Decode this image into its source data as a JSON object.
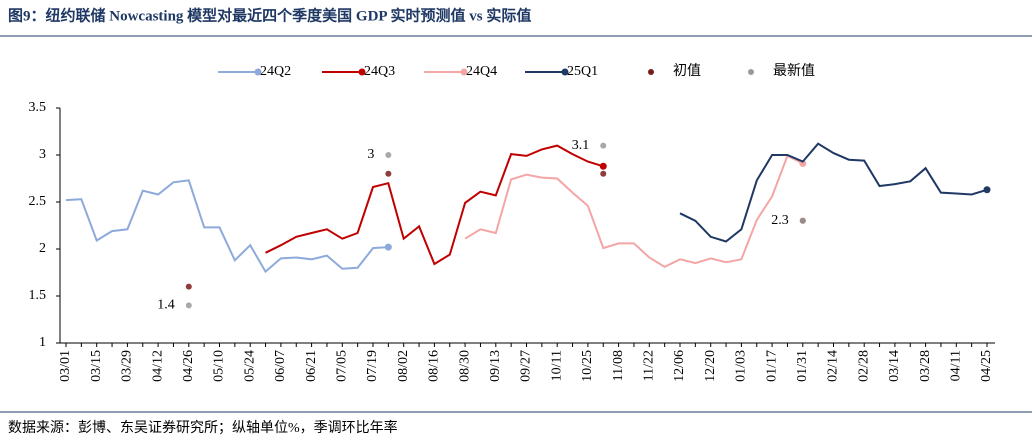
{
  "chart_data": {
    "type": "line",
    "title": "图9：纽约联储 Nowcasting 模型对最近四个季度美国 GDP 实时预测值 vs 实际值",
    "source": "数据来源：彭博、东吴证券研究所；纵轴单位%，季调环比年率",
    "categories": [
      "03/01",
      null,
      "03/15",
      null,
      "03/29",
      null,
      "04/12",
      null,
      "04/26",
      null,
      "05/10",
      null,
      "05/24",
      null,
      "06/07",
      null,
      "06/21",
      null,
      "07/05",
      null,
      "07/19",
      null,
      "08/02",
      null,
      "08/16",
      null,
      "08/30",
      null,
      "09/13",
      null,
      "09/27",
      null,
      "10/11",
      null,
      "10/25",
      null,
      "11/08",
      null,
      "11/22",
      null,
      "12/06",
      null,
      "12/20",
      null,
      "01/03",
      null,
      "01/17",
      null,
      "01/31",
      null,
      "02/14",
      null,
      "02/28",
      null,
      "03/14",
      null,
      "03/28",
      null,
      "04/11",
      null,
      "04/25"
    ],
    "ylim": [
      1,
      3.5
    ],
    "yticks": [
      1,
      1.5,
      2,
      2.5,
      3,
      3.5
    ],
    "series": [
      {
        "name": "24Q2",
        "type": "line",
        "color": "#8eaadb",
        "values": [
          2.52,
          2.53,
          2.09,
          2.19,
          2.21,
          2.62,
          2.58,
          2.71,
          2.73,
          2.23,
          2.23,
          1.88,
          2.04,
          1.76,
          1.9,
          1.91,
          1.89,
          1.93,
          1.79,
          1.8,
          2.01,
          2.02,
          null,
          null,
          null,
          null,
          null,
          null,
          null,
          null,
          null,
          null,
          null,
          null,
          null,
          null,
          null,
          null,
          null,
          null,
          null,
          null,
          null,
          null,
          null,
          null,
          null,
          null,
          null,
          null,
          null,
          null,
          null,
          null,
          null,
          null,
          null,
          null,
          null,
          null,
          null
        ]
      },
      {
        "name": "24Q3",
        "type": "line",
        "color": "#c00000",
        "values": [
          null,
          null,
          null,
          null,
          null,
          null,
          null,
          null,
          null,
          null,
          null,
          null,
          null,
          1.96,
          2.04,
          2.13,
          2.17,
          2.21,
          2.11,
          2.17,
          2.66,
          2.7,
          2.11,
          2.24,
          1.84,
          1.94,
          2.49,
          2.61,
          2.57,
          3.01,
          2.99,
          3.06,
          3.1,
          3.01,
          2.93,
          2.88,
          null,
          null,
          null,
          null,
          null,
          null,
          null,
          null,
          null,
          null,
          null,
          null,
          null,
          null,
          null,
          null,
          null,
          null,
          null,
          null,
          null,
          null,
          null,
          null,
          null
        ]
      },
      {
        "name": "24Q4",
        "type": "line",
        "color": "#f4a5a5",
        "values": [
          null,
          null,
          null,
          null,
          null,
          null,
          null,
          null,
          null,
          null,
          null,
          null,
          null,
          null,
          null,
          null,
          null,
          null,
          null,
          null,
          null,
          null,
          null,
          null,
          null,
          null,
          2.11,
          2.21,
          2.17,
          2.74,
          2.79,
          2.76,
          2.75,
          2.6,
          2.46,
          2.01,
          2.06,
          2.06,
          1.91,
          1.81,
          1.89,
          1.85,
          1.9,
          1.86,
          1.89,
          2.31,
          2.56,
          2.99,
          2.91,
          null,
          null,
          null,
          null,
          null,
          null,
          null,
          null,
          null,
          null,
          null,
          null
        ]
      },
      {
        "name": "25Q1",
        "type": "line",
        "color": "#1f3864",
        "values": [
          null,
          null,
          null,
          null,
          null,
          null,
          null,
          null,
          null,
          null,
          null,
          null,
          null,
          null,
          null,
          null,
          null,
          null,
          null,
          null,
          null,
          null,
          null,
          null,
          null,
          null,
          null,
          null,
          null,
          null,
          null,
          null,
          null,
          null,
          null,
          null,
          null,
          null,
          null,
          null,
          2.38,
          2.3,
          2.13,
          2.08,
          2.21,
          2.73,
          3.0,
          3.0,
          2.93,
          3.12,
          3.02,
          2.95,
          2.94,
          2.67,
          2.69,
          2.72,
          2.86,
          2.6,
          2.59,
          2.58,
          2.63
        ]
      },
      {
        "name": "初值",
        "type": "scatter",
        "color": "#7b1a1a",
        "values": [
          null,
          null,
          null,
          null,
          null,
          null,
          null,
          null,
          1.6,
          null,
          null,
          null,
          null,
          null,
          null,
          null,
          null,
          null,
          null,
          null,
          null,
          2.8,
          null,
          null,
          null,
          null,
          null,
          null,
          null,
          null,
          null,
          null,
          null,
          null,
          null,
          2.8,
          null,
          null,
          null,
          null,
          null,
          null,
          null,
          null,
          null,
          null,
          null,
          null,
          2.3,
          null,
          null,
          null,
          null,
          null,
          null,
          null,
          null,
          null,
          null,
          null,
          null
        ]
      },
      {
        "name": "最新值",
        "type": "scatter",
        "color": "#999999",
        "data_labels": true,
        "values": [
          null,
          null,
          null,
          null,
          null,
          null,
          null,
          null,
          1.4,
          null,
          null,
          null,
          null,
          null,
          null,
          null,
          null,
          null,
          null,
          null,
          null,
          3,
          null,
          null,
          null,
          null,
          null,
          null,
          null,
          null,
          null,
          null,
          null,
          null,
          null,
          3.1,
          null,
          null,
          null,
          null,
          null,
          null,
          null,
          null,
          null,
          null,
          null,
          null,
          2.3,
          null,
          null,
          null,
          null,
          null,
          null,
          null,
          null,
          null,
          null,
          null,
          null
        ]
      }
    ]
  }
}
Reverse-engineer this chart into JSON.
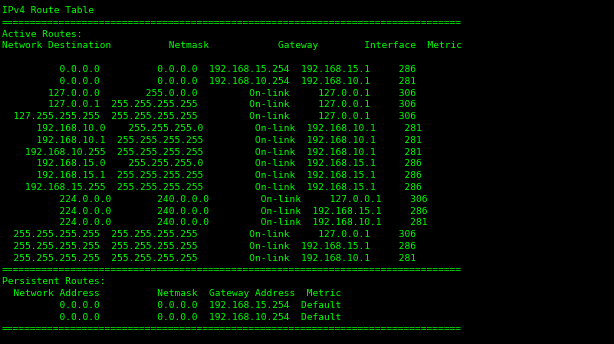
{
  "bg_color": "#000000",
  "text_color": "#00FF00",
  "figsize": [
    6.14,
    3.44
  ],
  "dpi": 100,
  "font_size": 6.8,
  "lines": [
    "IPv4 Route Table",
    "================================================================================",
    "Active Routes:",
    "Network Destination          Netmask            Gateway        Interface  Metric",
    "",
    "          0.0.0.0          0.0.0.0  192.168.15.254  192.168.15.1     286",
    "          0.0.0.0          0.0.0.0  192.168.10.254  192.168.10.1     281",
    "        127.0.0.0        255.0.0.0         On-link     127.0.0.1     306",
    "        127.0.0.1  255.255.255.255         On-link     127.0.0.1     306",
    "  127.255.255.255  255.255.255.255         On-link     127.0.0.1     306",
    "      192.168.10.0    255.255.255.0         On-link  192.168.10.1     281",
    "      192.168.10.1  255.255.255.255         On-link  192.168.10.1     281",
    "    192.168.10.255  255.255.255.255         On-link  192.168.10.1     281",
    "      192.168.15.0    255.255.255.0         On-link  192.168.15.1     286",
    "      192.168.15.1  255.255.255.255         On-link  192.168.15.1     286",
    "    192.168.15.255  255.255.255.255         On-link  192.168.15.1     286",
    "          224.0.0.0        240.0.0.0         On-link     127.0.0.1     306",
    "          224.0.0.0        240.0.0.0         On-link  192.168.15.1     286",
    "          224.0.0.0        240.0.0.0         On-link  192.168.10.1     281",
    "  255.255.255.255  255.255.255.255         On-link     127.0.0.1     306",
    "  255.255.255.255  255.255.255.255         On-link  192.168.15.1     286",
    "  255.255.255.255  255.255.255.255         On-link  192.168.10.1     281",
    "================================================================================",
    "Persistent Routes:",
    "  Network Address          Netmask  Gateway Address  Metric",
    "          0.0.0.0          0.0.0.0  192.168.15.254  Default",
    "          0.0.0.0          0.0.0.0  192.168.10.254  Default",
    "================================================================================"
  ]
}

※ ※ ※

→ GOAL
Which lines above contain "Gateway"? Show each of them.

→ SOLUTION TO THIS PROBLEM
    "Network Destination          Netmask            Gateway        Interface  Metric",
    "  Network Address          Netmask  Gateway Address  Metric",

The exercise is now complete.